(Structured figure records)
— begin —
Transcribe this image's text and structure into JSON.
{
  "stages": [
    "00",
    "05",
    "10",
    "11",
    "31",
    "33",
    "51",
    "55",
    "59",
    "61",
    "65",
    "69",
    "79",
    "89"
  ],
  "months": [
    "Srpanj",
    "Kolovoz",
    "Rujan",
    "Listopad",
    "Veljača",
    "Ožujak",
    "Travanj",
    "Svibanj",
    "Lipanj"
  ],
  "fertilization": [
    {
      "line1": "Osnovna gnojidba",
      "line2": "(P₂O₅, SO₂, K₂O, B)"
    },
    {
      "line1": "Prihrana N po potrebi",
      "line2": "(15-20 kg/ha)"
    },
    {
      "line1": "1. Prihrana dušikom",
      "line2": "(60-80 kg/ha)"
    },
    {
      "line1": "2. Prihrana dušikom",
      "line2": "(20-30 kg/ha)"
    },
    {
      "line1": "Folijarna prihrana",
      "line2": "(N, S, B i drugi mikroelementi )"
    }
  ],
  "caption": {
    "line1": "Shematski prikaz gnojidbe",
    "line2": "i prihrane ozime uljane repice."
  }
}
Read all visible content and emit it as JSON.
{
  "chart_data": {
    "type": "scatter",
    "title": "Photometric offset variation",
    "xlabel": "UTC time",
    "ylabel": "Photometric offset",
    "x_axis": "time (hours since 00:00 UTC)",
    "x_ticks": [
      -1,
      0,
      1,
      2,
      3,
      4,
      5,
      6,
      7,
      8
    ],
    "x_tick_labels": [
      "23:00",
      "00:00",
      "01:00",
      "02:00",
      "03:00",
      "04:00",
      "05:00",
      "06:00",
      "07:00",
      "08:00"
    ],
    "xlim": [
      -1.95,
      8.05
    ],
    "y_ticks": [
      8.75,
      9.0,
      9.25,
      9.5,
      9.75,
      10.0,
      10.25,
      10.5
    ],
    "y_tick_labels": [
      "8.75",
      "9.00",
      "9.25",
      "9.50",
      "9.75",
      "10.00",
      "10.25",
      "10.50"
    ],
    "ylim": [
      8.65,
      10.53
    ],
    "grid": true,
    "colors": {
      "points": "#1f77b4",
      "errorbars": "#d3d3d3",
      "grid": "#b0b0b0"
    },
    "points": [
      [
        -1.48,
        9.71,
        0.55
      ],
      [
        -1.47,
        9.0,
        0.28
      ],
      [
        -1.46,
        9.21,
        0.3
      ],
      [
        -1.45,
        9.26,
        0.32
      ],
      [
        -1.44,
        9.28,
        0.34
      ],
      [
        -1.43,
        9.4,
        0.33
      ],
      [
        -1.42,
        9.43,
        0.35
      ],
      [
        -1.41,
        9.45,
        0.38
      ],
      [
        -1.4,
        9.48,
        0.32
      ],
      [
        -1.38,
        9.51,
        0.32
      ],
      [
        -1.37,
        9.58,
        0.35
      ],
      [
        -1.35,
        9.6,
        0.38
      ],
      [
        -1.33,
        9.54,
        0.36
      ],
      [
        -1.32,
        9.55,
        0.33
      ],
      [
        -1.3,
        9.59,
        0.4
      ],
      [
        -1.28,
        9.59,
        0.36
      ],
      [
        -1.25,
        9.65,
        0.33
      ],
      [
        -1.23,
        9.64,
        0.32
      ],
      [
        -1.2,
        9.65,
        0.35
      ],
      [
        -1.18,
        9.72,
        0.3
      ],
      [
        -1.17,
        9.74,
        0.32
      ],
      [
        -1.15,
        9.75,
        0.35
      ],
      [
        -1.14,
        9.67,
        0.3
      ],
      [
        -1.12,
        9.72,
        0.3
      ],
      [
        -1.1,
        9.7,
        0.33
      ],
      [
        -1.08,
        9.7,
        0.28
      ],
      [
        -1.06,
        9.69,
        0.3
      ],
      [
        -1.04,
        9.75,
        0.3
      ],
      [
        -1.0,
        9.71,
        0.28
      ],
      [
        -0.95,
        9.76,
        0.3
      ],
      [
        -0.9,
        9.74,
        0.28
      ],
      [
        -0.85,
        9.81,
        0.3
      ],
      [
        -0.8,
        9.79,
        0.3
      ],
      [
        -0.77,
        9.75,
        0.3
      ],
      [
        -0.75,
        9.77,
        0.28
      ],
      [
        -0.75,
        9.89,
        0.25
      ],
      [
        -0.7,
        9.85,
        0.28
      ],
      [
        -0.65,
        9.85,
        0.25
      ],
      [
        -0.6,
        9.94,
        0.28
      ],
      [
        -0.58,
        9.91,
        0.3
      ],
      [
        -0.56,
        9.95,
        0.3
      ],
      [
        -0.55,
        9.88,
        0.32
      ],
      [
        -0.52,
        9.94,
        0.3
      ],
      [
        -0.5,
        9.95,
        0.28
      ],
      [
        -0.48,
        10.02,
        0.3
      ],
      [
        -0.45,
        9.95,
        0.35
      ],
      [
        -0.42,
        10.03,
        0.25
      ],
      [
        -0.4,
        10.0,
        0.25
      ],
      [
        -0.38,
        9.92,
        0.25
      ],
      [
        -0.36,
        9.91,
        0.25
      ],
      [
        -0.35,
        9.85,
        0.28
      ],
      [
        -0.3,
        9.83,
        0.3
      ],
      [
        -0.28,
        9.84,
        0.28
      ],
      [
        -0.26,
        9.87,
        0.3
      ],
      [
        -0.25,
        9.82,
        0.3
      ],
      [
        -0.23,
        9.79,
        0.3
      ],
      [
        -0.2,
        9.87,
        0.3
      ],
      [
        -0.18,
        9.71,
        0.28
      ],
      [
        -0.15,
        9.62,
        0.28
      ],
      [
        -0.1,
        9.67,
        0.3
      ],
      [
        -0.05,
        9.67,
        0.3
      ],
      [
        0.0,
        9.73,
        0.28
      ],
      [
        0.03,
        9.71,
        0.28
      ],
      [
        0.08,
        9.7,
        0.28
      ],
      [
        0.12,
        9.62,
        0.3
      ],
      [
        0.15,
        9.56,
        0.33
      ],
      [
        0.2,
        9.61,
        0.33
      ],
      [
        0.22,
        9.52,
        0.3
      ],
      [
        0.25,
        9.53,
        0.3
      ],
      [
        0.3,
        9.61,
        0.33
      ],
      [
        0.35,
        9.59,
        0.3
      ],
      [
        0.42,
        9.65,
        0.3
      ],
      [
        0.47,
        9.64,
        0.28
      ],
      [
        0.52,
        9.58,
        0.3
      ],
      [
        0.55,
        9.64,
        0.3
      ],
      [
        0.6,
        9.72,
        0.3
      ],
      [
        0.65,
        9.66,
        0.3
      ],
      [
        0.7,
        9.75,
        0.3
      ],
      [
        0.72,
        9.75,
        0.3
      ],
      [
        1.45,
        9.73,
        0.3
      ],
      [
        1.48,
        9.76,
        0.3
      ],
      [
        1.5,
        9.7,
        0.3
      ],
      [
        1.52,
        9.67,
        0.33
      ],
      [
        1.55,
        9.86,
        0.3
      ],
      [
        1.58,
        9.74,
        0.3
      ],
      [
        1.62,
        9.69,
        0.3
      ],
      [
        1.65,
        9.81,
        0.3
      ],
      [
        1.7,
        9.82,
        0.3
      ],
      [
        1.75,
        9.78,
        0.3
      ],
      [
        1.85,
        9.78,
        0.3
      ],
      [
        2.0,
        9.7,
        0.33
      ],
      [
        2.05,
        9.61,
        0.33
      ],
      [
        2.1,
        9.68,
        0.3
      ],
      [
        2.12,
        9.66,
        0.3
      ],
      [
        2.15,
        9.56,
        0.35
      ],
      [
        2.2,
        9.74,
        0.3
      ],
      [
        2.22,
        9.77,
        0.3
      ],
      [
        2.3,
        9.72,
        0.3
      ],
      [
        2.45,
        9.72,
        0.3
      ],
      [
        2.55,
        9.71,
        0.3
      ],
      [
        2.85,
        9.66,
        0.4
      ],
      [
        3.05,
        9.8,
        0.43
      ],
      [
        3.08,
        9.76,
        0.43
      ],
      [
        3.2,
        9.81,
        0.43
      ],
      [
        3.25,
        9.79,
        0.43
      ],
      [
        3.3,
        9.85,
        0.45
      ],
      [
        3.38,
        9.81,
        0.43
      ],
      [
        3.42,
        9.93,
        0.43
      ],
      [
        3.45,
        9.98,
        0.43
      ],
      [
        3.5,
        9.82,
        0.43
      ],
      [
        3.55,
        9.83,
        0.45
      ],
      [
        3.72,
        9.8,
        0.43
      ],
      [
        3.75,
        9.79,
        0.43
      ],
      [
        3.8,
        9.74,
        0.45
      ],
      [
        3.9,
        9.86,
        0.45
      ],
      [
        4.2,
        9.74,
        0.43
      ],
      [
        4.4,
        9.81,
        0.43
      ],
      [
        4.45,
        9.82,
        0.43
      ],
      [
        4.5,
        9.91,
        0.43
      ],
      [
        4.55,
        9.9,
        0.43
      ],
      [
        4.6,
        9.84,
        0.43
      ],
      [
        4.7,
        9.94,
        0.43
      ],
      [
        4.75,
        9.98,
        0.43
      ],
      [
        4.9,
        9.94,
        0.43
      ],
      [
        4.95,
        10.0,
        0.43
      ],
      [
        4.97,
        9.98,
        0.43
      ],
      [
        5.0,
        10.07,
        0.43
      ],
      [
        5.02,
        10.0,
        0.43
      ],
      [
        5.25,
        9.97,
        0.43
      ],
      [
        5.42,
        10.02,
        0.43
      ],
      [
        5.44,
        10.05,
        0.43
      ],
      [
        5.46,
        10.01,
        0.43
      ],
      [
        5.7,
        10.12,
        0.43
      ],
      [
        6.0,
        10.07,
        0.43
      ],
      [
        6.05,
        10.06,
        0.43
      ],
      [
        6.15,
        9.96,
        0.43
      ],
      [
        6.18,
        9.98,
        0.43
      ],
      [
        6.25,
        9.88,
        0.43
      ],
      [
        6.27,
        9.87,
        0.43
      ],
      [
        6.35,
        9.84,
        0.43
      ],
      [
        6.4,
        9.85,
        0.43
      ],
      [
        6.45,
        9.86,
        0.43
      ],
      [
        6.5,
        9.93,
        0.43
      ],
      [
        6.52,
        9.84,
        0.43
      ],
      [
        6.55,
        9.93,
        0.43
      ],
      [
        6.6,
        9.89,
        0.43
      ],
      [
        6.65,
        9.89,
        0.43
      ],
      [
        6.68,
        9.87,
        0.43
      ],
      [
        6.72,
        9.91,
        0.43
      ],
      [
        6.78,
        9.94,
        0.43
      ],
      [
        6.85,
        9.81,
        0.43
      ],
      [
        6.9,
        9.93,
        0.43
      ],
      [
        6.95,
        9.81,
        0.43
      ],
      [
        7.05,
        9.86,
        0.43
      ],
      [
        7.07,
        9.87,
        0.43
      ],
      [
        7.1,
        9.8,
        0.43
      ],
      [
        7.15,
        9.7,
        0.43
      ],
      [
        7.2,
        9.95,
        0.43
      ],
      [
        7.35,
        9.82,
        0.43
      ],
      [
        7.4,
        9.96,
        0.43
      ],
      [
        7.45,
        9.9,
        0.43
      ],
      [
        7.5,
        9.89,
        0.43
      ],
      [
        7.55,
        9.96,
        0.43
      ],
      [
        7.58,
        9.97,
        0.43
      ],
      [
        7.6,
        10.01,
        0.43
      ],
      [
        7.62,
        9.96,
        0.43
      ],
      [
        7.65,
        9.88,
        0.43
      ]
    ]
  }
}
— end —
» TASK DESCRIPTION:
Count every line bearing the word "JSON"; report the total only.

» REPLY:
2